┌─ EXERCISE MATERIAL

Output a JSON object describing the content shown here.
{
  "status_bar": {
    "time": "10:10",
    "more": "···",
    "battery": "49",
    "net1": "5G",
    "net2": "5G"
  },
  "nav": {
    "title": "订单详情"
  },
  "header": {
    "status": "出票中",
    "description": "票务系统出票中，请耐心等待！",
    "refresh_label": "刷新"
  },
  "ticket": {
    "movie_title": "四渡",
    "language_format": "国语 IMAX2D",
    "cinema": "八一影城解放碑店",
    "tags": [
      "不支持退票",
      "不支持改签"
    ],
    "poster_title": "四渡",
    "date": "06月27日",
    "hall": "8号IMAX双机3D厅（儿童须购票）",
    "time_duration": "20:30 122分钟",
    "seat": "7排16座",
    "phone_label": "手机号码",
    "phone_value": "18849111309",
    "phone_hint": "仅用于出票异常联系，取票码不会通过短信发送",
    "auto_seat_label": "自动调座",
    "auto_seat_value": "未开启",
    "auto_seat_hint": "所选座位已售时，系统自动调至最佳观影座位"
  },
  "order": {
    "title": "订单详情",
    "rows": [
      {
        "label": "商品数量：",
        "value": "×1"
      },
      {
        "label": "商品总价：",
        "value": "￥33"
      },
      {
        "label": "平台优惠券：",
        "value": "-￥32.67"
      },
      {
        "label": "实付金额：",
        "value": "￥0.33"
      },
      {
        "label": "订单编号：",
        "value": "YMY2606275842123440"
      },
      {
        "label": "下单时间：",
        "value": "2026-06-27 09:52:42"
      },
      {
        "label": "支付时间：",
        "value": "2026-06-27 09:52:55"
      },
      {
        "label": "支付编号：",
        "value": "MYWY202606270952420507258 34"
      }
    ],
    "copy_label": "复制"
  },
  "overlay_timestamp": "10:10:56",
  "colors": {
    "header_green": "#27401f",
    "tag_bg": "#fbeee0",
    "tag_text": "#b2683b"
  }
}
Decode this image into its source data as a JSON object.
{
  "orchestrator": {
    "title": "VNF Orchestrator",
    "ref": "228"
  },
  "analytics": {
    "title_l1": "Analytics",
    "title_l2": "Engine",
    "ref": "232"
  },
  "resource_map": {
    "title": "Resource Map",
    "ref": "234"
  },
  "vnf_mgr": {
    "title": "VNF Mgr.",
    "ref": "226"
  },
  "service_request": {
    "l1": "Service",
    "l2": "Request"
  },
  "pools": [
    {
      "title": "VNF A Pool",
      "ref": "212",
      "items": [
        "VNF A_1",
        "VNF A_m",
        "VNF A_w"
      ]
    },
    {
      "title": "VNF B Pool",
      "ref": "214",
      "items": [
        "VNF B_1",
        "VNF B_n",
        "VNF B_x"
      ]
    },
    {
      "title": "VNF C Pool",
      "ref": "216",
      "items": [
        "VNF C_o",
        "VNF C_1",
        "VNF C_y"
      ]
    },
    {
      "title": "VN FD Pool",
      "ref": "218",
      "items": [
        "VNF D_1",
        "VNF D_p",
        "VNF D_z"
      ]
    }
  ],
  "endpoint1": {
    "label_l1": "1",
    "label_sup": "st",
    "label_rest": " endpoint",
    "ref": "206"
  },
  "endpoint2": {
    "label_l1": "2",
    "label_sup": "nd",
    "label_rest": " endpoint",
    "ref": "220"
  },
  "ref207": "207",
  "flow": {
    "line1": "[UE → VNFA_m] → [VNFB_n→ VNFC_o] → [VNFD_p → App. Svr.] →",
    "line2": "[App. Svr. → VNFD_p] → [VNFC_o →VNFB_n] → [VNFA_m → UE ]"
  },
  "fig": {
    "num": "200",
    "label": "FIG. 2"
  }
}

└─

SHORT EXERCISE> The answer is one number: how many lines of the material above contain "object".

FINAL ANSWER> 2